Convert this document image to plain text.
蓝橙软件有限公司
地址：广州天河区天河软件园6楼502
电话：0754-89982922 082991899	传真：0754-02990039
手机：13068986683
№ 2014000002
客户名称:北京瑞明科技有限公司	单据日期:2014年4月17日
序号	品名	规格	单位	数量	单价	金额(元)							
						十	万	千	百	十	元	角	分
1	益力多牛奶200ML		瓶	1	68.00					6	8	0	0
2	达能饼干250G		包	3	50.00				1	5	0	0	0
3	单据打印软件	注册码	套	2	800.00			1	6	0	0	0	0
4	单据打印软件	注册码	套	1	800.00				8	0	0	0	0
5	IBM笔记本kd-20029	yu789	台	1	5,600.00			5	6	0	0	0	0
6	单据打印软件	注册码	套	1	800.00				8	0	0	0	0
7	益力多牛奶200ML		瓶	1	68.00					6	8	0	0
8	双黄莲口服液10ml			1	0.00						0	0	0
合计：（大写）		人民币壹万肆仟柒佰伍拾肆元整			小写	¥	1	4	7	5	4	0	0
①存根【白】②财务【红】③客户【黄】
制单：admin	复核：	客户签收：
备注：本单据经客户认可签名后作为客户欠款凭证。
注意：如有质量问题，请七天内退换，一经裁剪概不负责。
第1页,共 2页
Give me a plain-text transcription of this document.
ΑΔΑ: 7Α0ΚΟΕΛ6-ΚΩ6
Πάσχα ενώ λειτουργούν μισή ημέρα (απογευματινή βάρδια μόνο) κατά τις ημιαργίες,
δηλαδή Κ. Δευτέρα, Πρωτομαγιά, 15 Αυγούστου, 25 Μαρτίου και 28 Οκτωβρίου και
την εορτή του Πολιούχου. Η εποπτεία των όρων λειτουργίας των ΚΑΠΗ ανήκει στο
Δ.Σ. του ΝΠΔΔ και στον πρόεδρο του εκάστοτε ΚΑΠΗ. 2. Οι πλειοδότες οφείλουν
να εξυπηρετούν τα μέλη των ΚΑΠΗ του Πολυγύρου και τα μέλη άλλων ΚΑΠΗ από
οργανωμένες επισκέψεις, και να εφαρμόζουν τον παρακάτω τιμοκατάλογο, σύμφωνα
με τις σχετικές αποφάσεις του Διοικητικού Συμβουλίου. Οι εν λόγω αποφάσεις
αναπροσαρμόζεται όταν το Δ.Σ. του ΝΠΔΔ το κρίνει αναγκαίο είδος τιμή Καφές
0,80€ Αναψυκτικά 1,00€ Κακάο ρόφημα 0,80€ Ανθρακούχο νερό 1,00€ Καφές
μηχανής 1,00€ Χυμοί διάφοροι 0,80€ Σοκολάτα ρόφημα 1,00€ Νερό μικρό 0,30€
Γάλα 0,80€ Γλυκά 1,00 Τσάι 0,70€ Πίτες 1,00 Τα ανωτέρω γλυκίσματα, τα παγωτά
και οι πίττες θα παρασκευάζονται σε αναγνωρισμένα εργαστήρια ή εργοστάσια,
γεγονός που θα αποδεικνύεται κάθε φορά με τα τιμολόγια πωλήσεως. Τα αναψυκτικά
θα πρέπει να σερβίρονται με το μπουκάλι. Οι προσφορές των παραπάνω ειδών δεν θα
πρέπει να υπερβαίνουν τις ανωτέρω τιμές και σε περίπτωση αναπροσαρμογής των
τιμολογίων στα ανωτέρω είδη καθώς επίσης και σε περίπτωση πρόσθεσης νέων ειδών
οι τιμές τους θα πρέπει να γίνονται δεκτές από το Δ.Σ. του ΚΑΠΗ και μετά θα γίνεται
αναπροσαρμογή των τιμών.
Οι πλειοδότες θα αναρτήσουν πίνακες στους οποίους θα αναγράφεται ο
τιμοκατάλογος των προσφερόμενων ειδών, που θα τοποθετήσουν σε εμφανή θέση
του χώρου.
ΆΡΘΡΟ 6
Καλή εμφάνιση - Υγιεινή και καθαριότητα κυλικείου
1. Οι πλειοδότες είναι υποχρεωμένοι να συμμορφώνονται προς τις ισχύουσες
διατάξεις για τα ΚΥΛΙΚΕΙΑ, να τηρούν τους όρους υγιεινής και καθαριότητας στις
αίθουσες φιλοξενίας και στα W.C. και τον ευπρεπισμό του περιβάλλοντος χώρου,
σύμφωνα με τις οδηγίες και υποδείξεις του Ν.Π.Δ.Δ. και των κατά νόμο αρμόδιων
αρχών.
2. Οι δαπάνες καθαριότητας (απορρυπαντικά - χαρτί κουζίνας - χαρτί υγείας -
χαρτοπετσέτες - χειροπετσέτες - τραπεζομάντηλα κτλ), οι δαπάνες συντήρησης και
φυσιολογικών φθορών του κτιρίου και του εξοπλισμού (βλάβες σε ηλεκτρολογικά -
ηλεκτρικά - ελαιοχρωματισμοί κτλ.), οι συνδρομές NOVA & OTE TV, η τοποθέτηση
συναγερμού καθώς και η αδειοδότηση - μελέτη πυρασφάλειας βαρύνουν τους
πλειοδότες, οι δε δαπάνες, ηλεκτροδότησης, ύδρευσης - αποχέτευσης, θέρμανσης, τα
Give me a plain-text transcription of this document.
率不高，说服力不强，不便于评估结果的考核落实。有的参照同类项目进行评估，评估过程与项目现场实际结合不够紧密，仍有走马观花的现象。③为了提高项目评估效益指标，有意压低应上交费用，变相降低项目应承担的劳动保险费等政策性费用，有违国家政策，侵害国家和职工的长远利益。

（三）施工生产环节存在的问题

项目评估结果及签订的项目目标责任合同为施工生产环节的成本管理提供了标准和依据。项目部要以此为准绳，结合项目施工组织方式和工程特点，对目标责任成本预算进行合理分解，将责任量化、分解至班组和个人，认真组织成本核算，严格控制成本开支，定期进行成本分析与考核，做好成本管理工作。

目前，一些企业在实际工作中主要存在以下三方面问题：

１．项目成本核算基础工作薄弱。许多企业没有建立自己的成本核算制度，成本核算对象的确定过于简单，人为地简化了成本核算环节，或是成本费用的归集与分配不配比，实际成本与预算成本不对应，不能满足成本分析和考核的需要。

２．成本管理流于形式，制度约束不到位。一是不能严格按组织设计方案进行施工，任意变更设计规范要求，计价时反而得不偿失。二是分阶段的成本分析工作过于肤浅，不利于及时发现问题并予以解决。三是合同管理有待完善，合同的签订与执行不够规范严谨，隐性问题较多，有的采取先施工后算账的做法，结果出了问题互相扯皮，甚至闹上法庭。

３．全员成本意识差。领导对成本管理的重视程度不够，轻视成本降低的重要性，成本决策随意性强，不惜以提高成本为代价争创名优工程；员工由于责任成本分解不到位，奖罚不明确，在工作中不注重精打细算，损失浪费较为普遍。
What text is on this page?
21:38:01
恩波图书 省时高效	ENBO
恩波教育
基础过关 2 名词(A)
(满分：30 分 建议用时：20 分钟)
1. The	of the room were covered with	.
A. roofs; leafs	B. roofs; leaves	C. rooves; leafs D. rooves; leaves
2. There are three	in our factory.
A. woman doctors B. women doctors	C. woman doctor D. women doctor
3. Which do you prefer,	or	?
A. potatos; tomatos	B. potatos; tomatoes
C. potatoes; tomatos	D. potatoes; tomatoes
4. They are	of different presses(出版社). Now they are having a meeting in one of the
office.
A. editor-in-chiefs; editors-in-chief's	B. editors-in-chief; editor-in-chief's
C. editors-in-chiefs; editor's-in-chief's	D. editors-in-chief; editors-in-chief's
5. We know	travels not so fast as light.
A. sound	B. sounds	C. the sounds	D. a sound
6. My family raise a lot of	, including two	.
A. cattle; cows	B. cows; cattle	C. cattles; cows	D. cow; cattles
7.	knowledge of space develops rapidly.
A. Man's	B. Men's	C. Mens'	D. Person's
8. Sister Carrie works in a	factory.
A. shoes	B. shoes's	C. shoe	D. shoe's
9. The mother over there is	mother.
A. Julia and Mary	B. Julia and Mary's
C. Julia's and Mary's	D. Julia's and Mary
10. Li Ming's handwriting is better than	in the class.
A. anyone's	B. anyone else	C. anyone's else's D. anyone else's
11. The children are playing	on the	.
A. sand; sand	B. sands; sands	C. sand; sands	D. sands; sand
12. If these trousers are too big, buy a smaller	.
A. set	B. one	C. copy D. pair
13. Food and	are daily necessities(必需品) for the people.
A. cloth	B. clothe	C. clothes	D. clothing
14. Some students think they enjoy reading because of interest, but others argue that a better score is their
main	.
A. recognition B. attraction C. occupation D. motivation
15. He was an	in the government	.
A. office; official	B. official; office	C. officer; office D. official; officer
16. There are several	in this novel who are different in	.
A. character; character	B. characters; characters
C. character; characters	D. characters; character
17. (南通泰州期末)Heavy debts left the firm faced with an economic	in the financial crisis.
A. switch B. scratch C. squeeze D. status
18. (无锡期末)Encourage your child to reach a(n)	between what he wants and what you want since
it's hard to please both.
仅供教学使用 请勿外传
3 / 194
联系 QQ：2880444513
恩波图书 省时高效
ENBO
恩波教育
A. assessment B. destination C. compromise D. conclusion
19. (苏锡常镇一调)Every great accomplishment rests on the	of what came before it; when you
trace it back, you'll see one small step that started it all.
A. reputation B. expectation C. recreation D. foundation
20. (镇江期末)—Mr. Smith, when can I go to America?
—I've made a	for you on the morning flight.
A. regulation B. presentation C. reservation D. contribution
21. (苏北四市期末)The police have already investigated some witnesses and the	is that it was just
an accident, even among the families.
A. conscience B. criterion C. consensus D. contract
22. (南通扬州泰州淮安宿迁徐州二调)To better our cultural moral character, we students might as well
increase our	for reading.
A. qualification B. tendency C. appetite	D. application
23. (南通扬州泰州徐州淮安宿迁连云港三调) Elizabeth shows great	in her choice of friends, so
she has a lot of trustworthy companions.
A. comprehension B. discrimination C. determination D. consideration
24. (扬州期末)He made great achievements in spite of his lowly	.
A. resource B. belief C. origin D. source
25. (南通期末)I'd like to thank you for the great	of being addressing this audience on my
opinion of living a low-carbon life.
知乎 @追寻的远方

----------

* _REQUIREMENT_: Take every line that includes the string "ειδών" and copy it.

* _COMPLETED TASK_:
θα πρέπει να σερβίρονται με το μπουκάλι. Οι προσφορές των παραπάνω ειδών δεν θα
τιμολογίων στα ανωτέρω είδη καθώς επίσης και σε περίπτωση πρόσθεσης νέων ειδών
τιμοκατάλογος των προσφερόμενων ειδών, που θα τοποθετήσουν σε εμφανή θέση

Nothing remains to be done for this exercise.